## Exercise instructions
In your copy, leave out the pictures; write out all the data exactly.
### Source records ###
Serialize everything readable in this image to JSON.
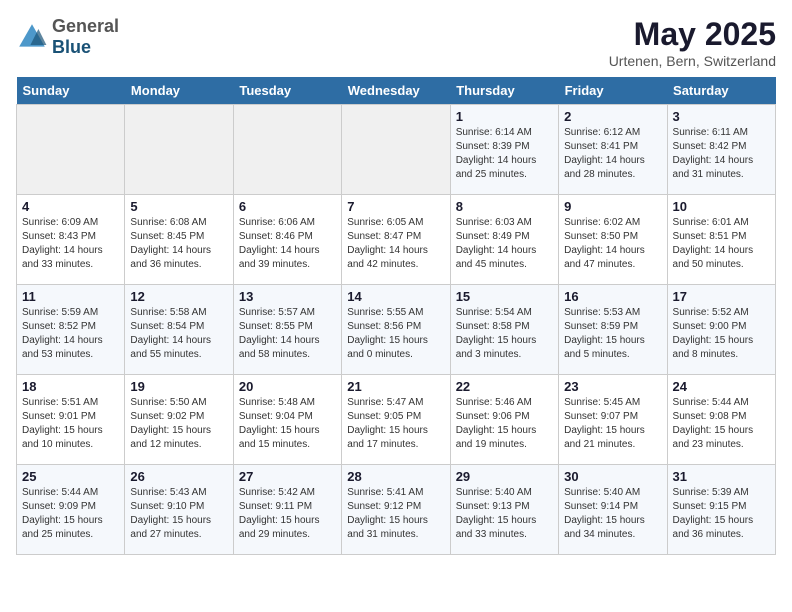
{
  "header": {
    "logo_general": "General",
    "logo_blue": "Blue",
    "month_title": "May 2025",
    "location": "Urtenen, Bern, Switzerland"
  },
  "days_of_week": [
    "Sunday",
    "Monday",
    "Tuesday",
    "Wednesday",
    "Thursday",
    "Friday",
    "Saturday"
  ],
  "weeks": [
    [
      {
        "day": "",
        "info": ""
      },
      {
        "day": "",
        "info": ""
      },
      {
        "day": "",
        "info": ""
      },
      {
        "day": "",
        "info": ""
      },
      {
        "day": "1",
        "info": "Sunrise: 6:14 AM\nSunset: 8:39 PM\nDaylight: 14 hours\nand 25 minutes."
      },
      {
        "day": "2",
        "info": "Sunrise: 6:12 AM\nSunset: 8:41 PM\nDaylight: 14 hours\nand 28 minutes."
      },
      {
        "day": "3",
        "info": "Sunrise: 6:11 AM\nSunset: 8:42 PM\nDaylight: 14 hours\nand 31 minutes."
      }
    ],
    [
      {
        "day": "4",
        "info": "Sunrise: 6:09 AM\nSunset: 8:43 PM\nDaylight: 14 hours\nand 33 minutes."
      },
      {
        "day": "5",
        "info": "Sunrise: 6:08 AM\nSunset: 8:45 PM\nDaylight: 14 hours\nand 36 minutes."
      },
      {
        "day": "6",
        "info": "Sunrise: 6:06 AM\nSunset: 8:46 PM\nDaylight: 14 hours\nand 39 minutes."
      },
      {
        "day": "7",
        "info": "Sunrise: 6:05 AM\nSunset: 8:47 PM\nDaylight: 14 hours\nand 42 minutes."
      },
      {
        "day": "8",
        "info": "Sunrise: 6:03 AM\nSunset: 8:49 PM\nDaylight: 14 hours\nand 45 minutes."
      },
      {
        "day": "9",
        "info": "Sunrise: 6:02 AM\nSunset: 8:50 PM\nDaylight: 14 hours\nand 47 minutes."
      },
      {
        "day": "10",
        "info": "Sunrise: 6:01 AM\nSunset: 8:51 PM\nDaylight: 14 hours\nand 50 minutes."
      }
    ],
    [
      {
        "day": "11",
        "info": "Sunrise: 5:59 AM\nSunset: 8:52 PM\nDaylight: 14 hours\nand 53 minutes."
      },
      {
        "day": "12",
        "info": "Sunrise: 5:58 AM\nSunset: 8:54 PM\nDaylight: 14 hours\nand 55 minutes."
      },
      {
        "day": "13",
        "info": "Sunrise: 5:57 AM\nSunset: 8:55 PM\nDaylight: 14 hours\nand 58 minutes."
      },
      {
        "day": "14",
        "info": "Sunrise: 5:55 AM\nSunset: 8:56 PM\nDaylight: 15 hours\nand 0 minutes."
      },
      {
        "day": "15",
        "info": "Sunrise: 5:54 AM\nSunset: 8:58 PM\nDaylight: 15 hours\nand 3 minutes."
      },
      {
        "day": "16",
        "info": "Sunrise: 5:53 AM\nSunset: 8:59 PM\nDaylight: 15 hours\nand 5 minutes."
      },
      {
        "day": "17",
        "info": "Sunrise: 5:52 AM\nSunset: 9:00 PM\nDaylight: 15 hours\nand 8 minutes."
      }
    ],
    [
      {
        "day": "18",
        "info": "Sunrise: 5:51 AM\nSunset: 9:01 PM\nDaylight: 15 hours\nand 10 minutes."
      },
      {
        "day": "19",
        "info": "Sunrise: 5:50 AM\nSunset: 9:02 PM\nDaylight: 15 hours\nand 12 minutes."
      },
      {
        "day": "20",
        "info": "Sunrise: 5:48 AM\nSunset: 9:04 PM\nDaylight: 15 hours\nand 15 minutes."
      },
      {
        "day": "21",
        "info": "Sunrise: 5:47 AM\nSunset: 9:05 PM\nDaylight: 15 hours\nand 17 minutes."
      },
      {
        "day": "22",
        "info": "Sunrise: 5:46 AM\nSunset: 9:06 PM\nDaylight: 15 hours\nand 19 minutes."
      },
      {
        "day": "23",
        "info": "Sunrise: 5:45 AM\nSunset: 9:07 PM\nDaylight: 15 hours\nand 21 minutes."
      },
      {
        "day": "24",
        "info": "Sunrise: 5:44 AM\nSunset: 9:08 PM\nDaylight: 15 hours\nand 23 minutes."
      }
    ],
    [
      {
        "day": "25",
        "info": "Sunrise: 5:44 AM\nSunset: 9:09 PM\nDaylight: 15 hours\nand 25 minutes."
      },
      {
        "day": "26",
        "info": "Sunrise: 5:43 AM\nSunset: 9:10 PM\nDaylight: 15 hours\nand 27 minutes."
      },
      {
        "day": "27",
        "info": "Sunrise: 5:42 AM\nSunset: 9:11 PM\nDaylight: 15 hours\nand 29 minutes."
      },
      {
        "day": "28",
        "info": "Sunrise: 5:41 AM\nSunset: 9:12 PM\nDaylight: 15 hours\nand 31 minutes."
      },
      {
        "day": "29",
        "info": "Sunrise: 5:40 AM\nSunset: 9:13 PM\nDaylight: 15 hours\nand 33 minutes."
      },
      {
        "day": "30",
        "info": "Sunrise: 5:40 AM\nSunset: 9:14 PM\nDaylight: 15 hours\nand 34 minutes."
      },
      {
        "day": "31",
        "info": "Sunrise: 5:39 AM\nSunset: 9:15 PM\nDaylight: 15 hours\nand 36 minutes."
      }
    ]
  ]
}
###
## Exercise response
Serialize everything readable in this image to JSON.
{
  "header": {
    "logo_general": "General",
    "logo_blue": "Blue",
    "month_title": "May 2025",
    "location": "Urtenen, Bern, Switzerland"
  },
  "days_of_week": [
    "Sunday",
    "Monday",
    "Tuesday",
    "Wednesday",
    "Thursday",
    "Friday",
    "Saturday"
  ],
  "weeks": [
    [
      {
        "day": "",
        "info": ""
      },
      {
        "day": "",
        "info": ""
      },
      {
        "day": "",
        "info": ""
      },
      {
        "day": "",
        "info": ""
      },
      {
        "day": "1",
        "info": "Sunrise: 6:14 AM\nSunset: 8:39 PM\nDaylight: 14 hours\nand 25 minutes."
      },
      {
        "day": "2",
        "info": "Sunrise: 6:12 AM\nSunset: 8:41 PM\nDaylight: 14 hours\nand 28 minutes."
      },
      {
        "day": "3",
        "info": "Sunrise: 6:11 AM\nSunset: 8:42 PM\nDaylight: 14 hours\nand 31 minutes."
      }
    ],
    [
      {
        "day": "4",
        "info": "Sunrise: 6:09 AM\nSunset: 8:43 PM\nDaylight: 14 hours\nand 33 minutes."
      },
      {
        "day": "5",
        "info": "Sunrise: 6:08 AM\nSunset: 8:45 PM\nDaylight: 14 hours\nand 36 minutes."
      },
      {
        "day": "6",
        "info": "Sunrise: 6:06 AM\nSunset: 8:46 PM\nDaylight: 14 hours\nand 39 minutes."
      },
      {
        "day": "7",
        "info": "Sunrise: 6:05 AM\nSunset: 8:47 PM\nDaylight: 14 hours\nand 42 minutes."
      },
      {
        "day": "8",
        "info": "Sunrise: 6:03 AM\nSunset: 8:49 PM\nDaylight: 14 hours\nand 45 minutes."
      },
      {
        "day": "9",
        "info": "Sunrise: 6:02 AM\nSunset: 8:50 PM\nDaylight: 14 hours\nand 47 minutes."
      },
      {
        "day": "10",
        "info": "Sunrise: 6:01 AM\nSunset: 8:51 PM\nDaylight: 14 hours\nand 50 minutes."
      }
    ],
    [
      {
        "day": "11",
        "info": "Sunrise: 5:59 AM\nSunset: 8:52 PM\nDaylight: 14 hours\nand 53 minutes."
      },
      {
        "day": "12",
        "info": "Sunrise: 5:58 AM\nSunset: 8:54 PM\nDaylight: 14 hours\nand 55 minutes."
      },
      {
        "day": "13",
        "info": "Sunrise: 5:57 AM\nSunset: 8:55 PM\nDaylight: 14 hours\nand 58 minutes."
      },
      {
        "day": "14",
        "info": "Sunrise: 5:55 AM\nSunset: 8:56 PM\nDaylight: 15 hours\nand 0 minutes."
      },
      {
        "day": "15",
        "info": "Sunrise: 5:54 AM\nSunset: 8:58 PM\nDaylight: 15 hours\nand 3 minutes."
      },
      {
        "day": "16",
        "info": "Sunrise: 5:53 AM\nSunset: 8:59 PM\nDaylight: 15 hours\nand 5 minutes."
      },
      {
        "day": "17",
        "info": "Sunrise: 5:52 AM\nSunset: 9:00 PM\nDaylight: 15 hours\nand 8 minutes."
      }
    ],
    [
      {
        "day": "18",
        "info": "Sunrise: 5:51 AM\nSunset: 9:01 PM\nDaylight: 15 hours\nand 10 minutes."
      },
      {
        "day": "19",
        "info": "Sunrise: 5:50 AM\nSunset: 9:02 PM\nDaylight: 15 hours\nand 12 minutes."
      },
      {
        "day": "20",
        "info": "Sunrise: 5:48 AM\nSunset: 9:04 PM\nDaylight: 15 hours\nand 15 minutes."
      },
      {
        "day": "21",
        "info": "Sunrise: 5:47 AM\nSunset: 9:05 PM\nDaylight: 15 hours\nand 17 minutes."
      },
      {
        "day": "22",
        "info": "Sunrise: 5:46 AM\nSunset: 9:06 PM\nDaylight: 15 hours\nand 19 minutes."
      },
      {
        "day": "23",
        "info": "Sunrise: 5:45 AM\nSunset: 9:07 PM\nDaylight: 15 hours\nand 21 minutes."
      },
      {
        "day": "24",
        "info": "Sunrise: 5:44 AM\nSunset: 9:08 PM\nDaylight: 15 hours\nand 23 minutes."
      }
    ],
    [
      {
        "day": "25",
        "info": "Sunrise: 5:44 AM\nSunset: 9:09 PM\nDaylight: 15 hours\nand 25 minutes."
      },
      {
        "day": "26",
        "info": "Sunrise: 5:43 AM\nSunset: 9:10 PM\nDaylight: 15 hours\nand 27 minutes."
      },
      {
        "day": "27",
        "info": "Sunrise: 5:42 AM\nSunset: 9:11 PM\nDaylight: 15 hours\nand 29 minutes."
      },
      {
        "day": "28",
        "info": "Sunrise: 5:41 AM\nSunset: 9:12 PM\nDaylight: 15 hours\nand 31 minutes."
      },
      {
        "day": "29",
        "info": "Sunrise: 5:40 AM\nSunset: 9:13 PM\nDaylight: 15 hours\nand 33 minutes."
      },
      {
        "day": "30",
        "info": "Sunrise: 5:40 AM\nSunset: 9:14 PM\nDaylight: 15 hours\nand 34 minutes."
      },
      {
        "day": "31",
        "info": "Sunrise: 5:39 AM\nSunset: 9:15 PM\nDaylight: 15 hours\nand 36 minutes."
      }
    ]
  ]
}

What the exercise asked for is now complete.